- Requirements
All entries are to be quoted exactly; the images stay out of the copy.

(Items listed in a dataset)
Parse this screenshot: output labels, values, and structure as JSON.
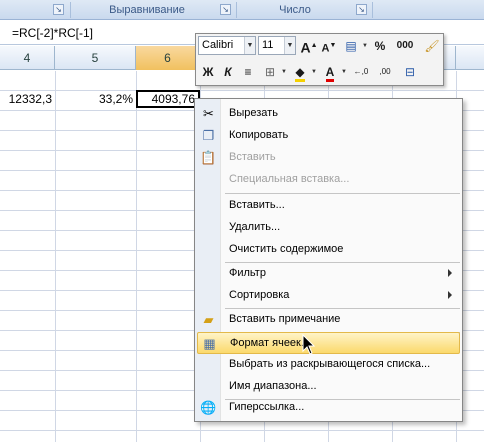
{
  "ribbon": {
    "groups": [
      {
        "label": ""
      },
      {
        "label": "Выравнивание"
      },
      {
        "label": "Число"
      }
    ]
  },
  "formula_bar": {
    "formula": "=RC[-2]*RC[-1]"
  },
  "columns": [
    "4",
    "5",
    "6"
  ],
  "cells": {
    "c4": "12332,3",
    "c5": "33,2%",
    "c6": "4093,76"
  },
  "mini_toolbar": {
    "font_name": "Calibri",
    "font_size": "11",
    "grow_font": "A",
    "shrink_font": "A",
    "percent": "%",
    "thousands": "000",
    "bold": "Ж",
    "italic": "К",
    "font_color_letter": "А",
    "dec_inc": "←,0",
    "dec_dec": ",00"
  },
  "context_menu": {
    "items": [
      {
        "label": "Вырезать",
        "icon": "scissors-icon",
        "disabled": false
      },
      {
        "label": "Копировать",
        "icon": "copy-icon",
        "disabled": false
      },
      {
        "label": "Вставить",
        "icon": "paste-icon",
        "disabled": true
      },
      {
        "label": "Специальная вставка...",
        "icon": "",
        "disabled": true
      },
      {
        "label": "Вставить...",
        "icon": "",
        "disabled": false
      },
      {
        "label": "Удалить...",
        "icon": "",
        "disabled": false
      },
      {
        "label": "Очистить содержимое",
        "icon": "",
        "disabled": false
      },
      {
        "label": "Фильтр",
        "icon": "",
        "disabled": false,
        "submenu": true
      },
      {
        "label": "Сортировка",
        "icon": "",
        "disabled": false,
        "submenu": true
      },
      {
        "label": "Вставить примечание",
        "icon": "note-icon",
        "disabled": false
      },
      {
        "label": "Формат ячеек...",
        "icon": "format-cells-icon",
        "disabled": false,
        "highlight": true
      },
      {
        "label": "Выбрать из раскрывающегося списка...",
        "icon": "",
        "disabled": false
      },
      {
        "label": "Имя диапазона...",
        "icon": "",
        "disabled": false
      },
      {
        "label": "Гиперссылка...",
        "icon": "hyperlink-icon",
        "disabled": false
      }
    ]
  },
  "colors": {
    "highlight": "#fbd96c",
    "active_column": "#f1c15f",
    "ribbon_text": "#3b5a88"
  }
}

- Expected output
Parse this screenshot: output labels, values, and structure as JSON.
{
  "ribbon": {
    "groups": [
      {
        "label": ""
      },
      {
        "label": "Выравнивание"
      },
      {
        "label": "Число"
      }
    ]
  },
  "formula_bar": {
    "formula": "=RC[-2]*RC[-1]"
  },
  "columns": [
    "4",
    "5",
    "6"
  ],
  "cells": {
    "c4": "12332,3",
    "c5": "33,2%",
    "c6": "4093,76"
  },
  "mini_toolbar": {
    "font_name": "Calibri",
    "font_size": "11",
    "grow_font": "A",
    "shrink_font": "A",
    "percent": "%",
    "thousands": "000",
    "bold": "Ж",
    "italic": "К",
    "font_color_letter": "А",
    "dec_inc": "←,0",
    "dec_dec": ",00"
  },
  "context_menu": {
    "items": [
      {
        "label": "Вырезать",
        "icon": "scissors-icon",
        "disabled": false
      },
      {
        "label": "Копировать",
        "icon": "copy-icon",
        "disabled": false
      },
      {
        "label": "Вставить",
        "icon": "paste-icon",
        "disabled": true
      },
      {
        "label": "Специальная вставка...",
        "icon": "",
        "disabled": true
      },
      {
        "label": "Вставить...",
        "icon": "",
        "disabled": false
      },
      {
        "label": "Удалить...",
        "icon": "",
        "disabled": false
      },
      {
        "label": "Очистить содержимое",
        "icon": "",
        "disabled": false
      },
      {
        "label": "Фильтр",
        "icon": "",
        "disabled": false,
        "submenu": true
      },
      {
        "label": "Сортировка",
        "icon": "",
        "disabled": false,
        "submenu": true
      },
      {
        "label": "Вставить примечание",
        "icon": "note-icon",
        "disabled": false
      },
      {
        "label": "Формат ячеек...",
        "icon": "format-cells-icon",
        "disabled": false,
        "highlight": true
      },
      {
        "label": "Выбрать из раскрывающегося списка...",
        "icon": "",
        "disabled": false
      },
      {
        "label": "Имя диапазона...",
        "icon": "",
        "disabled": false
      },
      {
        "label": "Гиперссылка...",
        "icon": "hyperlink-icon",
        "disabled": false
      }
    ]
  },
  "colors": {
    "highlight": "#fbd96c",
    "active_column": "#f1c15f",
    "ribbon_text": "#3b5a88"
  }
}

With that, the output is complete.